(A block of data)
==================================================

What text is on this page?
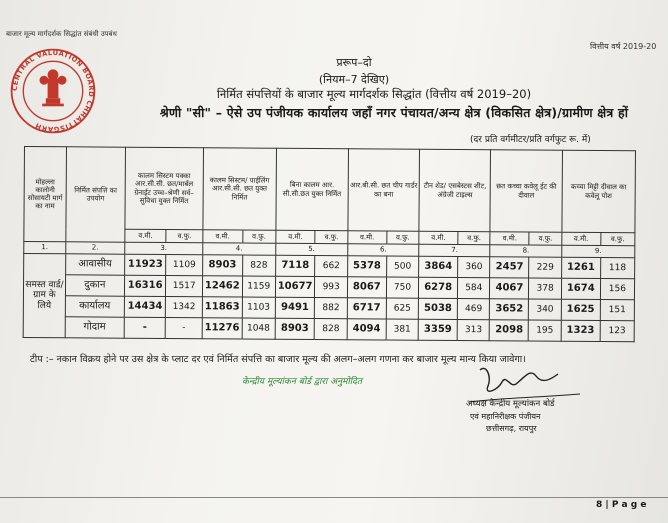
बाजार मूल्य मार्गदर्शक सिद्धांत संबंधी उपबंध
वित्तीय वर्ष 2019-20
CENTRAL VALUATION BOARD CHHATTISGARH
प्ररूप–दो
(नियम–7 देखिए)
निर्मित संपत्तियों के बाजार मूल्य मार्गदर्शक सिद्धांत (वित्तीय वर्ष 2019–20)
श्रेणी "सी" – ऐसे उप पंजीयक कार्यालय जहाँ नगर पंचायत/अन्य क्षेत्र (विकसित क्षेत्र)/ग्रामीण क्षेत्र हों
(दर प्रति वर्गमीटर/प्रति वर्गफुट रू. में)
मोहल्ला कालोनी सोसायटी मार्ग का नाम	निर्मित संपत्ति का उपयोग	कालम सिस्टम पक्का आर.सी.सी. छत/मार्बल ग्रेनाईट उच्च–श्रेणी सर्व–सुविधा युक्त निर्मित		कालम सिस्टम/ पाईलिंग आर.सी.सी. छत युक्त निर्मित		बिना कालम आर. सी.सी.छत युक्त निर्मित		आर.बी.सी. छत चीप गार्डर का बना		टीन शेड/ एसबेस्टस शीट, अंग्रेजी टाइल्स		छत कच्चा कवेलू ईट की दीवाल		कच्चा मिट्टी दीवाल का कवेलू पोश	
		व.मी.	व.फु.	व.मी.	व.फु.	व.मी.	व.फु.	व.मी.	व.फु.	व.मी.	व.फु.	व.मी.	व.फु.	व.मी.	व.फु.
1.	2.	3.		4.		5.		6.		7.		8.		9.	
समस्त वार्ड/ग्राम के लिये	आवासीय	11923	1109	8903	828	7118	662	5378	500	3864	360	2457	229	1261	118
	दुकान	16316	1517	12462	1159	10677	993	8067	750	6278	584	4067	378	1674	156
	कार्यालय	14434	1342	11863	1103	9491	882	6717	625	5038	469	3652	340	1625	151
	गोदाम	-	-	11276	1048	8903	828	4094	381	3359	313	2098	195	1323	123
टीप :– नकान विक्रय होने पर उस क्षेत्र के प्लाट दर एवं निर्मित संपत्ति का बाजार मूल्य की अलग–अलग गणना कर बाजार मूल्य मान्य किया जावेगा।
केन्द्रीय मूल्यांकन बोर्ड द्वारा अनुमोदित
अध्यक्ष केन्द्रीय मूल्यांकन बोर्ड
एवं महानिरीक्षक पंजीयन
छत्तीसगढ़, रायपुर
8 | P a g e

==================================================

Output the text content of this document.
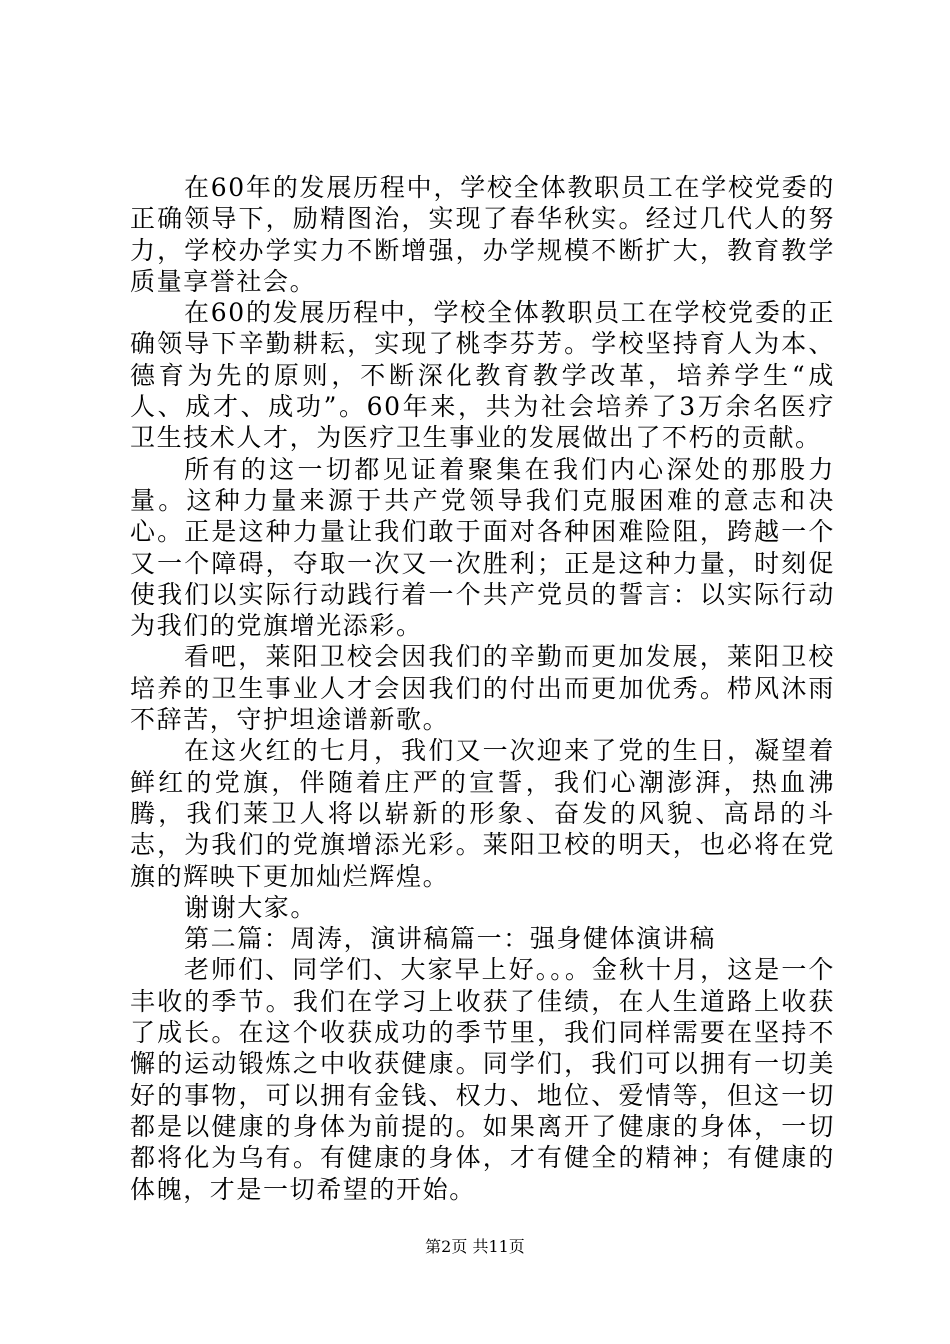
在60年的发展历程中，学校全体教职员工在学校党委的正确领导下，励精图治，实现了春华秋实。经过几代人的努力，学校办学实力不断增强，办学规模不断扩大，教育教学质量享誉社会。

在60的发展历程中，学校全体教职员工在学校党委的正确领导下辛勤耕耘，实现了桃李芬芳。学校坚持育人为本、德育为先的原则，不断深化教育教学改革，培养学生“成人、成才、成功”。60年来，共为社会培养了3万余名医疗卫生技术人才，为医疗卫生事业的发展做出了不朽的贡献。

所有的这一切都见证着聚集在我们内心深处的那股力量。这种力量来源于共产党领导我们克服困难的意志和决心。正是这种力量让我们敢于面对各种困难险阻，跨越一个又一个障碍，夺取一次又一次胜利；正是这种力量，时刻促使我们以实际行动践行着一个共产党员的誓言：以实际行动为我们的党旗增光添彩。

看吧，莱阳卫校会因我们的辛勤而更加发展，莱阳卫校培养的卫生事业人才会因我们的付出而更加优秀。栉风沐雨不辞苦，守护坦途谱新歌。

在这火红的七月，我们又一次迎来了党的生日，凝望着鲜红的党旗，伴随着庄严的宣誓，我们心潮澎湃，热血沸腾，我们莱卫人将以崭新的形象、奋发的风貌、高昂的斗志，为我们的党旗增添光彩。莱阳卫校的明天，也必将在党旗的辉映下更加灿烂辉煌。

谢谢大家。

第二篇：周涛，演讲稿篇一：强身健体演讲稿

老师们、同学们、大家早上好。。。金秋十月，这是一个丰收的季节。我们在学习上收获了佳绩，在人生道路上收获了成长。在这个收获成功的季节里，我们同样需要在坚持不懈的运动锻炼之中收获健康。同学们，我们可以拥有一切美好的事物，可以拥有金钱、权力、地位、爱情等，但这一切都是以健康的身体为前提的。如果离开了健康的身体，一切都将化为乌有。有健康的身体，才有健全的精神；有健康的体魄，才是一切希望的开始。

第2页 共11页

==================================================

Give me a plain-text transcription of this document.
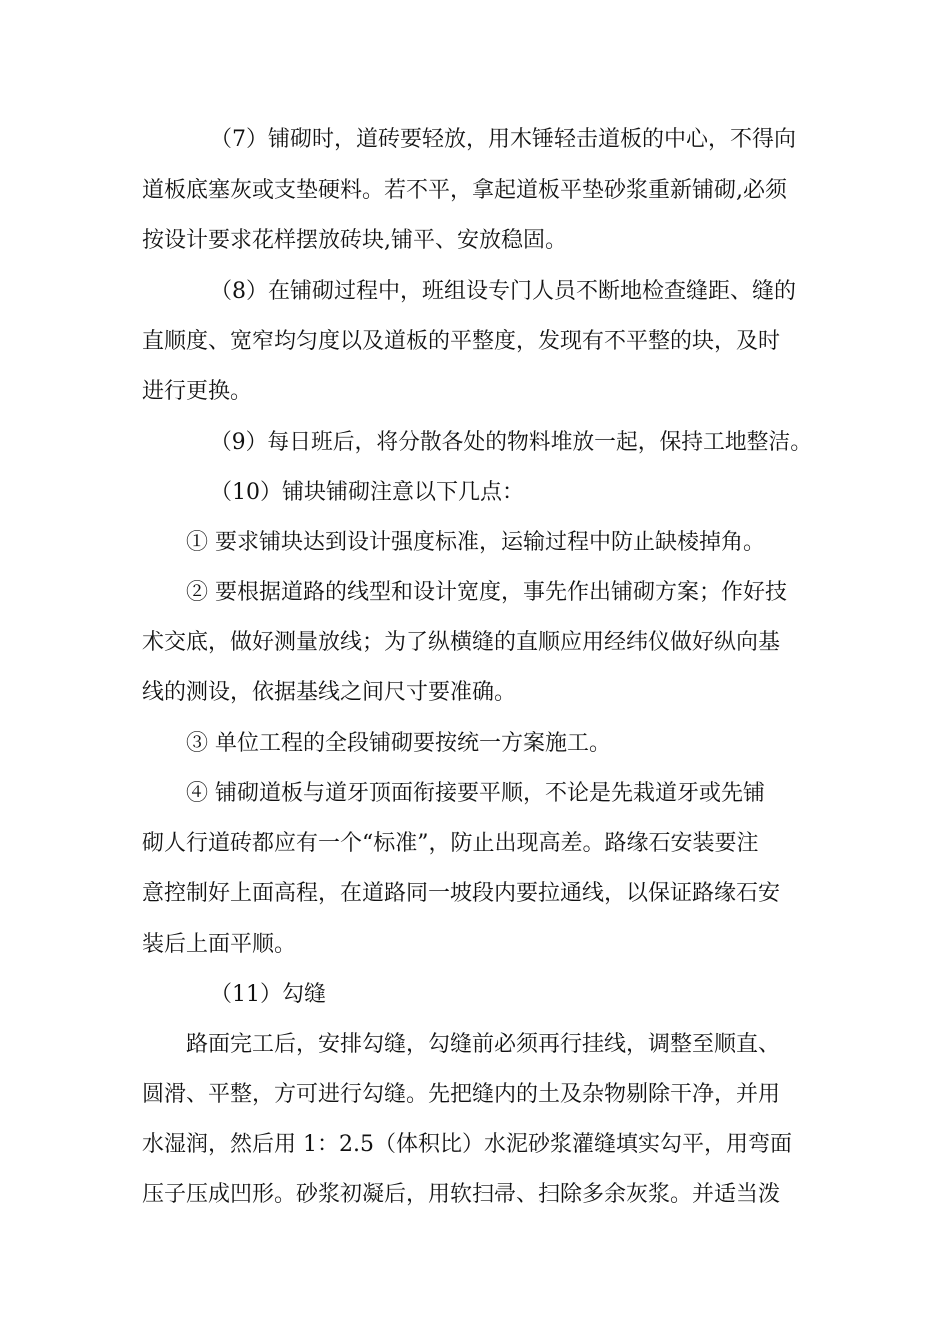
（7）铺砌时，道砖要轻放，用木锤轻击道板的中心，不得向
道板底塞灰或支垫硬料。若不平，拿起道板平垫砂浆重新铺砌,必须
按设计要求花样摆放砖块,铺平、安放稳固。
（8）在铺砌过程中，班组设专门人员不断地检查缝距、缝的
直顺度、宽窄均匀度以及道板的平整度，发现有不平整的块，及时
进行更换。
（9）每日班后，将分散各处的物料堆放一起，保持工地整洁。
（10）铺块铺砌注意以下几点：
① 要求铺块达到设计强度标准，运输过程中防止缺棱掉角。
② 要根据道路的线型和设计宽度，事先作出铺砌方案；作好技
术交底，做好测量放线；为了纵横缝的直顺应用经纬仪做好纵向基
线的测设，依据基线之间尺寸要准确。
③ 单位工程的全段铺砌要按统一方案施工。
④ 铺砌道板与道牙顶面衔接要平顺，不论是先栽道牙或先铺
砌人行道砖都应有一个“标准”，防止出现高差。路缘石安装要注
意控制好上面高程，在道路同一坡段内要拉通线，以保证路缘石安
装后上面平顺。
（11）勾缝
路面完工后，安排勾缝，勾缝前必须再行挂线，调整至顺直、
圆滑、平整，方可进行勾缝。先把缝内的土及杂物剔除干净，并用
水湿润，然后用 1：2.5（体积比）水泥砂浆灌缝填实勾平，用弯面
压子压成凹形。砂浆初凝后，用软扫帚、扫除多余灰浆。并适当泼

==================================================

## [Given exercise]
Scan the listing above. Collect all lines with the word "document".

## [Finished task]
Output the text content of this document.
Give me a plain-text transcription of this document.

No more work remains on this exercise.